* START Material provided *

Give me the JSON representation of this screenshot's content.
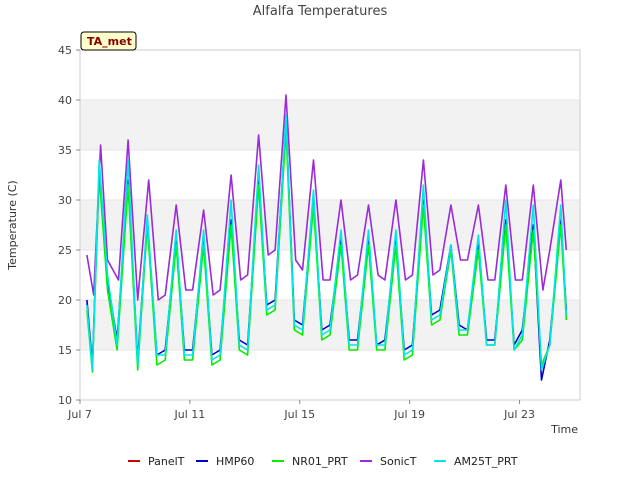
{
  "chart_data": {
    "type": "line",
    "title": "Alfalfa Temperatures",
    "xlabel": "Time",
    "ylabel": "Temperature (C)",
    "badge": "TA_met",
    "xlim": [
      7.0,
      25.2
    ],
    "ylim": [
      10,
      45
    ],
    "xticks": [
      {
        "value": 7,
        "label": "Jul 7"
      },
      {
        "value": 11,
        "label": "Jul 11"
      },
      {
        "value": 15,
        "label": "Jul 15"
      },
      {
        "value": 19,
        "label": "Jul 19"
      },
      {
        "value": 23,
        "label": "Jul 23"
      }
    ],
    "yticks": [
      10,
      15,
      20,
      25,
      30,
      35,
      40,
      45
    ],
    "grid": "alternating horizontal bands",
    "legend_position": "bottom",
    "series": [
      {
        "name": "PanelT",
        "color": "#cc0000",
        "drawn": false,
        "x": [],
        "y": []
      },
      {
        "name": "HMP60",
        "color": "#0000cc",
        "drawn": true,
        "x": [
          7.25,
          7.45,
          7.7,
          8.0,
          8.35,
          8.75,
          9.1,
          9.45,
          9.8,
          10.1,
          10.5,
          10.8,
          11.1,
          11.5,
          11.8,
          12.1,
          12.5,
          12.8,
          13.1,
          13.5,
          13.8,
          14.1,
          14.5,
          14.8,
          15.1,
          15.5,
          15.8,
          16.1,
          16.5,
          16.8,
          17.1,
          17.5,
          17.8,
          18.1,
          18.5,
          18.8,
          19.1,
          19.5,
          19.8,
          20.1,
          20.5,
          20.8,
          21.1,
          21.5,
          21.8,
          22.1,
          22.5,
          22.8,
          23.1,
          23.5,
          23.8,
          24.1,
          24.5,
          24.7
        ],
        "y": [
          20.0,
          13.5,
          33.0,
          22.0,
          16.0,
          32.0,
          14.0,
          28.0,
          14.5,
          15.0,
          26.0,
          15.0,
          15.0,
          26.0,
          14.5,
          15.0,
          28.0,
          16.0,
          15.5,
          32.0,
          19.5,
          20.0,
          38.0,
          18.0,
          17.5,
          30.0,
          17.0,
          17.5,
          26.0,
          16.0,
          16.0,
          26.0,
          15.5,
          16.0,
          26.0,
          15.0,
          15.5,
          30.0,
          18.5,
          19.0,
          25.5,
          17.5,
          17.0,
          25.5,
          16.0,
          16.0,
          28.0,
          15.5,
          17.0,
          27.5,
          12.0,
          16.0,
          28.0,
          19.0
        ]
      },
      {
        "name": "NR01_PRT",
        "color": "#00ee00",
        "drawn": true,
        "x": [
          7.25,
          7.45,
          7.7,
          8.0,
          8.35,
          8.75,
          9.1,
          9.45,
          9.8,
          10.1,
          10.5,
          10.8,
          11.1,
          11.5,
          11.8,
          12.1,
          12.5,
          12.8,
          13.1,
          13.5,
          13.8,
          14.1,
          14.5,
          14.8,
          15.1,
          15.5,
          15.8,
          16.1,
          16.5,
          16.8,
          17.1,
          17.5,
          17.8,
          18.1,
          18.5,
          18.8,
          19.1,
          19.5,
          19.8,
          20.1,
          20.5,
          20.8,
          21.1,
          21.5,
          21.8,
          22.1,
          22.5,
          22.8,
          23.1,
          23.5,
          23.8,
          24.1,
          24.5,
          24.7
        ],
        "y": [
          19.0,
          12.8,
          32.5,
          21.0,
          15.0,
          31.5,
          13.0,
          27.5,
          13.5,
          14.0,
          25.5,
          14.0,
          14.0,
          25.5,
          13.5,
          14.0,
          27.5,
          15.0,
          14.5,
          31.5,
          18.5,
          19.0,
          37.0,
          17.0,
          16.5,
          29.5,
          16.0,
          16.5,
          25.5,
          15.0,
          15.0,
          25.5,
          15.0,
          15.0,
          25.5,
          14.0,
          14.5,
          29.5,
          17.5,
          18.0,
          25.0,
          16.5,
          16.5,
          25.0,
          15.5,
          15.5,
          27.5,
          15.0,
          16.0,
          27.0,
          13.5,
          15.5,
          27.5,
          18.0
        ]
      },
      {
        "name": "SonicT",
        "color": "#9a2bd6",
        "drawn": true,
        "x": [
          7.25,
          7.5,
          7.75,
          8.0,
          8.4,
          8.75,
          9.1,
          9.5,
          9.85,
          10.1,
          10.5,
          10.85,
          11.1,
          11.5,
          11.85,
          12.1,
          12.5,
          12.85,
          13.1,
          13.5,
          13.85,
          14.1,
          14.5,
          14.85,
          15.1,
          15.5,
          15.85,
          16.1,
          16.5,
          16.85,
          17.1,
          17.5,
          17.85,
          18.1,
          18.5,
          18.85,
          19.1,
          19.5,
          19.85,
          20.1,
          20.5,
          20.85,
          21.1,
          21.5,
          21.85,
          22.1,
          22.5,
          22.85,
          23.1,
          23.5,
          23.85,
          24.1,
          24.5,
          24.7
        ],
        "y": [
          24.5,
          20.5,
          35.5,
          24.0,
          22.0,
          36.0,
          20.0,
          32.0,
          20.0,
          20.5,
          29.5,
          21.0,
          21.0,
          29.0,
          20.5,
          21.0,
          32.5,
          22.0,
          22.5,
          36.5,
          24.5,
          25.0,
          40.5,
          24.0,
          23.0,
          34.0,
          22.0,
          22.0,
          30.0,
          22.0,
          22.5,
          29.5,
          22.5,
          22.0,
          30.0,
          22.0,
          22.5,
          34.0,
          22.5,
          23.0,
          29.5,
          24.0,
          24.0,
          29.5,
          22.0,
          22.0,
          31.5,
          22.0,
          22.0,
          31.5,
          21.0,
          25.0,
          32.0,
          25.0
        ]
      },
      {
        "name": "AM25T_PRT",
        "color": "#00e5e5",
        "drawn": true,
        "x": [
          7.25,
          7.45,
          7.7,
          8.0,
          8.35,
          8.75,
          9.1,
          9.45,
          9.8,
          10.1,
          10.5,
          10.8,
          11.1,
          11.5,
          11.8,
          12.1,
          12.5,
          12.8,
          13.1,
          13.5,
          13.8,
          14.1,
          14.5,
          14.8,
          15.1,
          15.5,
          15.8,
          16.1,
          16.5,
          16.8,
          17.1,
          17.5,
          17.8,
          18.1,
          18.5,
          18.8,
          19.1,
          19.5,
          19.8,
          20.1,
          20.5,
          20.8,
          21.1,
          21.5,
          21.8,
          22.1,
          22.5,
          22.8,
          23.1,
          23.5,
          23.8,
          24.1,
          24.5,
          24.7
        ],
        "y": [
          19.5,
          13.0,
          34.0,
          22.5,
          15.5,
          34.0,
          13.5,
          28.5,
          14.5,
          14.5,
          27.0,
          14.5,
          14.5,
          27.0,
          14.0,
          14.5,
          30.0,
          15.5,
          15.0,
          33.5,
          19.0,
          19.5,
          38.5,
          17.5,
          17.0,
          31.0,
          16.5,
          17.0,
          27.0,
          15.5,
          15.5,
          27.0,
          15.5,
          15.5,
          27.0,
          14.5,
          15.0,
          31.5,
          18.0,
          18.5,
          25.5,
          17.0,
          17.0,
          26.5,
          15.5,
          15.5,
          30.0,
          15.0,
          16.5,
          29.5,
          13.0,
          15.5,
          29.5,
          18.5
        ]
      }
    ]
  }
}
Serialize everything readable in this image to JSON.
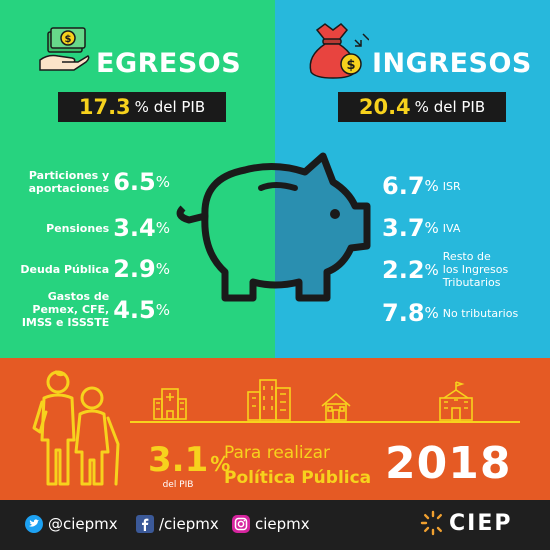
{
  "egresos": {
    "title": "EGRESOS",
    "pib_value": "17.3",
    "pib_unit": "% del PIB",
    "items": [
      {
        "label_lines": [
          "Particiones y",
          "aportaciones"
        ],
        "value": "6.5",
        "unit": "%"
      },
      {
        "label_lines": [
          "Pensiones"
        ],
        "value": "3.4",
        "unit": "%"
      },
      {
        "label_lines": [
          "Deuda Pública"
        ],
        "value": "2.9",
        "unit": "%"
      },
      {
        "label_lines": [
          "Gastos de",
          "Pemex, CFE,",
          "IMSS e ISSSTE"
        ],
        "value": "4.5",
        "unit": "%"
      }
    ]
  },
  "ingresos": {
    "title": "INGRESOS",
    "pib_value": "20.4",
    "pib_unit": "% del PIB",
    "items": [
      {
        "value": "6.7",
        "unit": "%",
        "label_lines": [
          "ISR"
        ]
      },
      {
        "value": "3.7",
        "unit": "%",
        "label_lines": [
          "IVA"
        ]
      },
      {
        "value": "2.2",
        "unit": "%",
        "label_lines": [
          "Resto de",
          "los Ingresos",
          "Tributarios"
        ]
      },
      {
        "value": "7.8",
        "unit": "%",
        "label_lines": [
          "No tributarios"
        ]
      }
    ]
  },
  "bottom": {
    "value": "3.1",
    "unit": "%",
    "value_sub": "del PIB",
    "line1": "Para realizar",
    "line2": "Política Pública",
    "year": "2018"
  },
  "footer": {
    "twitter": "@ciepmx",
    "facebook": "/ciepmx",
    "instagram": "ciepmx",
    "logo_text": "CIEP"
  },
  "icons": [
    "money-hand-icon",
    "money-bag-icon",
    "piggy-bank-icon",
    "elderly-couple-icon",
    "hospital-icon",
    "buildings-icon",
    "house-icon",
    "school-icon",
    "twitter-icon",
    "facebook-icon",
    "instagram-icon",
    "ciep-logo-icon"
  ],
  "colors": {
    "green": "#27d37f",
    "blue": "#27b8dc",
    "orange": "#e55a24",
    "yellow": "#f7d21d",
    "dark": "#1f1f1f"
  }
}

* END Material provided *

■ Job: Which lines in the listing above hold the word "Pública"? Show each of them.

■ Final answer:
          "Deuda Pública"
    "line2": "Política Pública",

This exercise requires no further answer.